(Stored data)
☆ ☆ ☆ ☆
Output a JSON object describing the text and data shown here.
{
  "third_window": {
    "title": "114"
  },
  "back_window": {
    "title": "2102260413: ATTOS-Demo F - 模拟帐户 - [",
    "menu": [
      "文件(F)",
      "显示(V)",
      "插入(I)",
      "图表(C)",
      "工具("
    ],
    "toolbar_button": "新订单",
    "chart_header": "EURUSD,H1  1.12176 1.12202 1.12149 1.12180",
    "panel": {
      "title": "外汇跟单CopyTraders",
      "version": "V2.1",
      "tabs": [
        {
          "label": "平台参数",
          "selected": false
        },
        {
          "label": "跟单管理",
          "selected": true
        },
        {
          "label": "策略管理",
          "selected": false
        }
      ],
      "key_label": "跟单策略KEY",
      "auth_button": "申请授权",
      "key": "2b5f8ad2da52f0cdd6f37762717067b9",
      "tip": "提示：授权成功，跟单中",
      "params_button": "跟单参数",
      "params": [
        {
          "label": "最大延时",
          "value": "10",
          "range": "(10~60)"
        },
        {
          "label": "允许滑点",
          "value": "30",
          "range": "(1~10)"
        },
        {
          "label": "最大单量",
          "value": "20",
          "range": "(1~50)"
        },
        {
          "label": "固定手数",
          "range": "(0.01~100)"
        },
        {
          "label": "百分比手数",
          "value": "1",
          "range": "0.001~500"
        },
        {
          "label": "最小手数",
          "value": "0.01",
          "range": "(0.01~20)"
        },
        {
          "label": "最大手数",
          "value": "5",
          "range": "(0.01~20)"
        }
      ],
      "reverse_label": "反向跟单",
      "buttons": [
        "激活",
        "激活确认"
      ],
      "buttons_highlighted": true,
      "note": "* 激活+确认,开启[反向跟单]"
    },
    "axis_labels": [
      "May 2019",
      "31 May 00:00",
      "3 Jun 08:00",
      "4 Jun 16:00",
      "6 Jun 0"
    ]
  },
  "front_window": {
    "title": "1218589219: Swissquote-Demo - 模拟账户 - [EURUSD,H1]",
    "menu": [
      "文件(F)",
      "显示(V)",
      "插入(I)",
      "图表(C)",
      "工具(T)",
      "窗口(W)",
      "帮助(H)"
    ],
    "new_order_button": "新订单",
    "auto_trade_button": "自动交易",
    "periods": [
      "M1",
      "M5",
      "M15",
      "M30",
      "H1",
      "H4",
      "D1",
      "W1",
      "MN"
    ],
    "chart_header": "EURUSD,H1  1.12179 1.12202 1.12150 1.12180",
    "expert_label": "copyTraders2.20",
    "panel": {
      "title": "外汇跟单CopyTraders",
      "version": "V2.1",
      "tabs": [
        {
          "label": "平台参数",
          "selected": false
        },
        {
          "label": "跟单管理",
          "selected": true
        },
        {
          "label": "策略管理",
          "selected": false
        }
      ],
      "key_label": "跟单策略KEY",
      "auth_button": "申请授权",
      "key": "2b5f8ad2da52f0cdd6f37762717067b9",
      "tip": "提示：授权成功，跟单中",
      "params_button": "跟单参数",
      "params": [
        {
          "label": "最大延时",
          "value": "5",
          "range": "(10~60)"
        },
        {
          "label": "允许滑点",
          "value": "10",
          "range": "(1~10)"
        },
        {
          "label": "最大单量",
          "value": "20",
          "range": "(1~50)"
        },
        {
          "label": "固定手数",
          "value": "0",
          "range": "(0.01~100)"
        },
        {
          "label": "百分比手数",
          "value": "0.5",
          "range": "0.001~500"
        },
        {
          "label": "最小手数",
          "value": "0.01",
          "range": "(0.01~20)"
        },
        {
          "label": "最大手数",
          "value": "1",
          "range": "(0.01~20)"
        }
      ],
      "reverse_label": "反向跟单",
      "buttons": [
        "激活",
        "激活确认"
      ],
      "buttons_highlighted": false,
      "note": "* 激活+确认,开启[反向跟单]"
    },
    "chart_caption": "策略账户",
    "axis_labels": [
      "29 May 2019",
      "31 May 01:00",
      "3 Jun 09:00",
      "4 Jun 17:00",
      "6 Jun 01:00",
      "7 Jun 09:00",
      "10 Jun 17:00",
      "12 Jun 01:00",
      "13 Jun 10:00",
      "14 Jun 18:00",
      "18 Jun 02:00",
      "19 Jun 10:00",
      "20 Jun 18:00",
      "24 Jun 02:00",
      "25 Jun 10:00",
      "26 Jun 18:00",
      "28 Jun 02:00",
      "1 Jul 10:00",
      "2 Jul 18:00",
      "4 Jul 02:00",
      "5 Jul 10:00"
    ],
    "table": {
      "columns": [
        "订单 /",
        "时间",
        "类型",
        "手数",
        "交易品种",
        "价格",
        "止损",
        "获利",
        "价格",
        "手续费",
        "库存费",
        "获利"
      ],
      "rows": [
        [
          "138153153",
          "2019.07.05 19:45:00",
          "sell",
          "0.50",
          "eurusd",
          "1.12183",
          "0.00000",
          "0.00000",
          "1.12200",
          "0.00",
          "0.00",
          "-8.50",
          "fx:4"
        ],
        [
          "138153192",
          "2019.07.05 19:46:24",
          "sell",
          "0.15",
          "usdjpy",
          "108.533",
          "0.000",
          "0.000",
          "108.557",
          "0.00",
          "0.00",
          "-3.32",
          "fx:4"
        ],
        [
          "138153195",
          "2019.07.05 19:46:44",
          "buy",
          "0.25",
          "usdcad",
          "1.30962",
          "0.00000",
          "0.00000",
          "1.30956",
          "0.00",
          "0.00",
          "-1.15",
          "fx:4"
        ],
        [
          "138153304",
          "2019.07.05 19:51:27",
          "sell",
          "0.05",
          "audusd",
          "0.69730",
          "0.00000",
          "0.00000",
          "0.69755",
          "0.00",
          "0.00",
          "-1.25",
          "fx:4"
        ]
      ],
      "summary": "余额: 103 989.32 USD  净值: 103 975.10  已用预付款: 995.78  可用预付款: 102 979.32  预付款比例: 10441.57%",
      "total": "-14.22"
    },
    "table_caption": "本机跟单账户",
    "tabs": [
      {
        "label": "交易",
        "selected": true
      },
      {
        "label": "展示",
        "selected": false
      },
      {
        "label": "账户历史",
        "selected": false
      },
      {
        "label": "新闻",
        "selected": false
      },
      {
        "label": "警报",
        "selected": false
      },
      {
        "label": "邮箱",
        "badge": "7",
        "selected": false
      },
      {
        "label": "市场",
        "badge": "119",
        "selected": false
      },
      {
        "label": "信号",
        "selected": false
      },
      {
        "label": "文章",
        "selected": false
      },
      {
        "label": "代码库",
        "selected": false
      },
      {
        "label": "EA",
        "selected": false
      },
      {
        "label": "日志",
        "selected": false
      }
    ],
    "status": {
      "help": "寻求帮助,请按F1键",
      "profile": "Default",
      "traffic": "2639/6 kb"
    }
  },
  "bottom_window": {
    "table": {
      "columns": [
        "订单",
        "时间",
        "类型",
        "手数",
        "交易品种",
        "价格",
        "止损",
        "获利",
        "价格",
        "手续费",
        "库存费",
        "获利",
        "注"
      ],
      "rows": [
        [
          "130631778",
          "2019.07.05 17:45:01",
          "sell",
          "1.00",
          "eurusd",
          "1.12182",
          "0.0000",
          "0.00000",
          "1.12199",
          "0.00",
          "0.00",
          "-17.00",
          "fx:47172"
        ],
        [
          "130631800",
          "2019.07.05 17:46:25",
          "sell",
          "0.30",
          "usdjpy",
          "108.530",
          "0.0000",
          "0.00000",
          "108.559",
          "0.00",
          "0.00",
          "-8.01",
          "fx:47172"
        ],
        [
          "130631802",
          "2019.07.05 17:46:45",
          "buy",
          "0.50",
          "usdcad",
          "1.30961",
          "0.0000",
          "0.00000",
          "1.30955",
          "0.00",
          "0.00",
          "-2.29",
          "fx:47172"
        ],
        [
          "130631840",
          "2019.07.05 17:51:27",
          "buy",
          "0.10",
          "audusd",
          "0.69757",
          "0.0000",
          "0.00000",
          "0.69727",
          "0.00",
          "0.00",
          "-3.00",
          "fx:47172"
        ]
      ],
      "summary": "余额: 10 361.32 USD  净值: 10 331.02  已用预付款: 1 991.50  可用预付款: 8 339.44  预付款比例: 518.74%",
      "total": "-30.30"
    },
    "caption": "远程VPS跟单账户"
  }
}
☆ ☆ ☆ ☆
= Exercise brief =
Identify all lines where the word "预付款比例" shows up. Copy them.

= Worked solution =
      "summary": "余额: 103 989.32 USD  净值: 103 975.10  已用预付款: 995.78  可用预付款: 102 979.32  预付款比例: 10441.57%",
      "summary": "余额: 10 361.32 USD  净值: 10 331.02  已用预付款: 1 991.50  可用预付款: 8 339.44  预付款比例: 518.74%",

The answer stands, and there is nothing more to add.